TASK BRIEF:
Return all lines in the material below that contain "name".

[Records]
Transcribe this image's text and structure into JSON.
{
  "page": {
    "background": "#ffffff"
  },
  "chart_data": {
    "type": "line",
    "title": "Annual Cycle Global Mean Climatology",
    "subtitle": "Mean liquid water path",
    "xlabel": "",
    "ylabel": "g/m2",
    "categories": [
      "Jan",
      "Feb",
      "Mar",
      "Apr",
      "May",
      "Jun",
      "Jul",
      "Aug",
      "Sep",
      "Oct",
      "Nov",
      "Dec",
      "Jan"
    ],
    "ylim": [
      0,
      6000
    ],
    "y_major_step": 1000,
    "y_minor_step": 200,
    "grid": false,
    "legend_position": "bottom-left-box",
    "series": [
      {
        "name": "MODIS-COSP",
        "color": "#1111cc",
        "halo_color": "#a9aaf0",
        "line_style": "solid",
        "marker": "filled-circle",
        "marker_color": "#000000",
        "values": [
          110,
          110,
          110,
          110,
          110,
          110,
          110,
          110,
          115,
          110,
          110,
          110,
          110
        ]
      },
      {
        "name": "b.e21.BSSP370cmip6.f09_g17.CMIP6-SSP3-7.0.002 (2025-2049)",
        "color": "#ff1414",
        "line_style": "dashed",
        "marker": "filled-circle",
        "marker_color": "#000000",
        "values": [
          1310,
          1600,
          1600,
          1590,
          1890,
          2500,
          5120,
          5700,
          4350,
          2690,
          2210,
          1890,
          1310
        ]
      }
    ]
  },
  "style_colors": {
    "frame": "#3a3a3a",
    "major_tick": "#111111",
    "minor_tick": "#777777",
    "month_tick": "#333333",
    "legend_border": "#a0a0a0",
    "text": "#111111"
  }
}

SOLUTION TO THIS PROBLEM:
        "name": "MODIS-COSP",
        "name": "b.e21.BSSP370cmip6.f09_g17.CMIP6-SSP3-7.0.002 (2025-2049)",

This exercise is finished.